→ What the task requires
Every line below that includes "document" counts toward the total. Report that total alone.

→ Extracted material

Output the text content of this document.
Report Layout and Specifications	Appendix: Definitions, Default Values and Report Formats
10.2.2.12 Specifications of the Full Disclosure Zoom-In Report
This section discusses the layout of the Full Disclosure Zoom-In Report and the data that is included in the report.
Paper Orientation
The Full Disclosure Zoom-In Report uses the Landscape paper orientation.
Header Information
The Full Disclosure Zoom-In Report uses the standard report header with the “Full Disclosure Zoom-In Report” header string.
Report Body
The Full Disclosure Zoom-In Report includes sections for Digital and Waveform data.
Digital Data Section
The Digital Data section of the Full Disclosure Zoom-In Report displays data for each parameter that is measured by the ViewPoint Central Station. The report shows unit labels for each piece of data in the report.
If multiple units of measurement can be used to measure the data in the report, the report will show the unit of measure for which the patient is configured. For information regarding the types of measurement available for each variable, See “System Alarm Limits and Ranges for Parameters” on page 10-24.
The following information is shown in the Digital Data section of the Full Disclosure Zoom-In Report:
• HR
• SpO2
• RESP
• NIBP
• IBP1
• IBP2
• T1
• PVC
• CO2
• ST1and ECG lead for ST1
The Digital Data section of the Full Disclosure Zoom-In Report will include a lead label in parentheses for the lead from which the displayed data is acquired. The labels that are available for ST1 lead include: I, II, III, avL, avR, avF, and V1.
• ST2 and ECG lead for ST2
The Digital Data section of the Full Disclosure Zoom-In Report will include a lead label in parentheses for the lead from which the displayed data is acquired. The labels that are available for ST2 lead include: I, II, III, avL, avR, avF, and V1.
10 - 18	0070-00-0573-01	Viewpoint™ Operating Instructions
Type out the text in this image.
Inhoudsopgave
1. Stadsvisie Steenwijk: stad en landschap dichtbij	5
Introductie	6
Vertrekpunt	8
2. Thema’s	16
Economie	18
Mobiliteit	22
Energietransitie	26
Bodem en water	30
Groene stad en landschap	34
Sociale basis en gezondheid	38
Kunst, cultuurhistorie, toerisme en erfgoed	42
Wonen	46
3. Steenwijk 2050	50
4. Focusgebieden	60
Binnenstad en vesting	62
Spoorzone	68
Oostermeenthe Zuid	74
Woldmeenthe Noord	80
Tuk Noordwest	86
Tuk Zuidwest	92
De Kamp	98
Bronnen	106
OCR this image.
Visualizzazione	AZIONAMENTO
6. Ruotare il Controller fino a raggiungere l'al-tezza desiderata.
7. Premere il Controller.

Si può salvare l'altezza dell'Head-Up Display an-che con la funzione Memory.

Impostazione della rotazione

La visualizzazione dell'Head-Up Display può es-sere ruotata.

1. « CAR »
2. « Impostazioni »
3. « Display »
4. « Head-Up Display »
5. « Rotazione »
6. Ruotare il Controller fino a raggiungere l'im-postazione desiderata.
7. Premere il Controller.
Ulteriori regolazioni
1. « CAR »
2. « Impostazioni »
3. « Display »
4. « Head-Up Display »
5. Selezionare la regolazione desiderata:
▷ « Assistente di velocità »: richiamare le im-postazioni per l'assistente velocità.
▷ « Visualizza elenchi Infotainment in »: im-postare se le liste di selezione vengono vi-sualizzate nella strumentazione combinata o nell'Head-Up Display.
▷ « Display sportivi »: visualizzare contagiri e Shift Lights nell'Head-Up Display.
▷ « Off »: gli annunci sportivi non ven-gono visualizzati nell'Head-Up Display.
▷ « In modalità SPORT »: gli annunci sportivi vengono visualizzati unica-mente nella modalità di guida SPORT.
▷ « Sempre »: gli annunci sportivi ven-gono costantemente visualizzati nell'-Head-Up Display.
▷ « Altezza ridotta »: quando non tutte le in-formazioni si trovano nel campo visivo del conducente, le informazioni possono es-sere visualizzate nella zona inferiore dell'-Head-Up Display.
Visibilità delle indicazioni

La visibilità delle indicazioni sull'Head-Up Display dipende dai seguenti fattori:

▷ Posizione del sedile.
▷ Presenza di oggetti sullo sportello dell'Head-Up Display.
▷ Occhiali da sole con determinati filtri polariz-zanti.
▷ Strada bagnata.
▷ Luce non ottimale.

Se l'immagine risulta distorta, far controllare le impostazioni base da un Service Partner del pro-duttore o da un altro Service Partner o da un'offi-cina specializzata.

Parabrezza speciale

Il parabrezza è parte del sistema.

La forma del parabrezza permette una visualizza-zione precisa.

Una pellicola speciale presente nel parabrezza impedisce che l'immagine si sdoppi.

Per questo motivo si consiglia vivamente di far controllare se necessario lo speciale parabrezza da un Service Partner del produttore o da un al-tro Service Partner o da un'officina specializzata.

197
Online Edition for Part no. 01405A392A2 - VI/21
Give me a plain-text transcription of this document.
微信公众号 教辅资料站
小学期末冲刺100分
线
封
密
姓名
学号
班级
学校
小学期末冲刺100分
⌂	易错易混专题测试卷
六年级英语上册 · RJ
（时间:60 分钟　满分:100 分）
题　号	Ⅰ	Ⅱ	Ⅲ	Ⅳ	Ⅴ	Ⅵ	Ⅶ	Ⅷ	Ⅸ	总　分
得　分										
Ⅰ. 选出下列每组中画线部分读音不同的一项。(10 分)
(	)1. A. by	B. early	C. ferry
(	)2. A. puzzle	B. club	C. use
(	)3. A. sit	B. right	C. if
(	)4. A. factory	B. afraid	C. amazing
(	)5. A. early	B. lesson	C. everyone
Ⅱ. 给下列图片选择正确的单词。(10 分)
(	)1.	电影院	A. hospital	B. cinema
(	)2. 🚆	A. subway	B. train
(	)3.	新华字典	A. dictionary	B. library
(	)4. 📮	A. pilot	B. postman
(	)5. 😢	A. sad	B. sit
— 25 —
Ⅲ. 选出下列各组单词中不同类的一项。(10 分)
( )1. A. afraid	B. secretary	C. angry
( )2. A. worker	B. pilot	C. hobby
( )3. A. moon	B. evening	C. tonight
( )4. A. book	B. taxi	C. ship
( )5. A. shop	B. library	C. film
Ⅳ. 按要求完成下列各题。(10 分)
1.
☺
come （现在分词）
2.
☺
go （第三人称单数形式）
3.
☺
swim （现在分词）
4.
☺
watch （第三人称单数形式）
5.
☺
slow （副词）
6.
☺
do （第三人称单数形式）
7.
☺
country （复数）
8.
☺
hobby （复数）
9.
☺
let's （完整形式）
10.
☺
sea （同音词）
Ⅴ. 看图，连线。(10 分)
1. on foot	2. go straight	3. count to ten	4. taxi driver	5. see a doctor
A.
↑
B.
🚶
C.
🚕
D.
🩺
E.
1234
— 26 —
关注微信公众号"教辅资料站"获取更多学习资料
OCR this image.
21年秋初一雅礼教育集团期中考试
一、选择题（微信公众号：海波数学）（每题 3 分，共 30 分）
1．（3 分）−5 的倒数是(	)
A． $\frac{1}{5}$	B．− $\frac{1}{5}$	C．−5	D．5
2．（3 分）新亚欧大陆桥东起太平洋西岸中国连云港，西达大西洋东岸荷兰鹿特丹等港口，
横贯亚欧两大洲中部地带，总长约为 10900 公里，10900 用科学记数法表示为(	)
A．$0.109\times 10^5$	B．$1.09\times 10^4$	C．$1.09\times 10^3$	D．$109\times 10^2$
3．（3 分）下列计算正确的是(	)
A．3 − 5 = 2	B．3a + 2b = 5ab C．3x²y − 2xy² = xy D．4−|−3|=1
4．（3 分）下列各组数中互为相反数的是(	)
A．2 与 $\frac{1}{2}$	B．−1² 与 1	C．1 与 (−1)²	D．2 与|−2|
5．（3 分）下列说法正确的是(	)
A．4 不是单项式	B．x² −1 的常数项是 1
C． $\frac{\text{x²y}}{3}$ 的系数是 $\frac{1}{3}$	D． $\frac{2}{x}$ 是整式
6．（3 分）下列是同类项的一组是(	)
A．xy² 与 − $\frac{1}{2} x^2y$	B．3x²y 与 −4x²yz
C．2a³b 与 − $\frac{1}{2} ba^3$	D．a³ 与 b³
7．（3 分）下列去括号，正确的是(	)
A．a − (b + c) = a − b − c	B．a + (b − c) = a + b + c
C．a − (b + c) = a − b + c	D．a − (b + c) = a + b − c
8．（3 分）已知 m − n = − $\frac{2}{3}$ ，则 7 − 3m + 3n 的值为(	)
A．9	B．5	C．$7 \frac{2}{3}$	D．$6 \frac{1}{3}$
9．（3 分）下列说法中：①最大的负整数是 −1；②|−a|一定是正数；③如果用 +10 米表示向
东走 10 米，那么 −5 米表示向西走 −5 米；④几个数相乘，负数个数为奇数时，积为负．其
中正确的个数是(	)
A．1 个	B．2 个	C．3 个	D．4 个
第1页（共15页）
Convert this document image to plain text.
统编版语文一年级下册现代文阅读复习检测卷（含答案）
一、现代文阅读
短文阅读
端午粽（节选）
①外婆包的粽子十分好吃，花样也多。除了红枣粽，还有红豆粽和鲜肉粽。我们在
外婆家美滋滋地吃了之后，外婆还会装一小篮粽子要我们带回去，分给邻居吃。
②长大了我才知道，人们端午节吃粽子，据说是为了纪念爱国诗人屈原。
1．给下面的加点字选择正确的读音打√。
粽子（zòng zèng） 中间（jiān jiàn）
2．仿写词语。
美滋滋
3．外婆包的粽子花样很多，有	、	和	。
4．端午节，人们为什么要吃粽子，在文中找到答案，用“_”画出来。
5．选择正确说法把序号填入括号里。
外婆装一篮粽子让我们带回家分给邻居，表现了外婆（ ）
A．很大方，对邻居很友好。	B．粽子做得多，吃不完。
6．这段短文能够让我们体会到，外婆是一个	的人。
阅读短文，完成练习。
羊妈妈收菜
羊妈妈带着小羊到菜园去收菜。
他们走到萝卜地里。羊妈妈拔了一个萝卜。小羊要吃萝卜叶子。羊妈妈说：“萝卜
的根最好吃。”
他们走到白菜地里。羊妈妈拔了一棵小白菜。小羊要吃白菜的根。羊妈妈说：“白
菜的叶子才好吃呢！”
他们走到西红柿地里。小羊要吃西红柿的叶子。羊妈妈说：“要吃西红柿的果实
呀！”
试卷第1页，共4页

→ Exercise output
3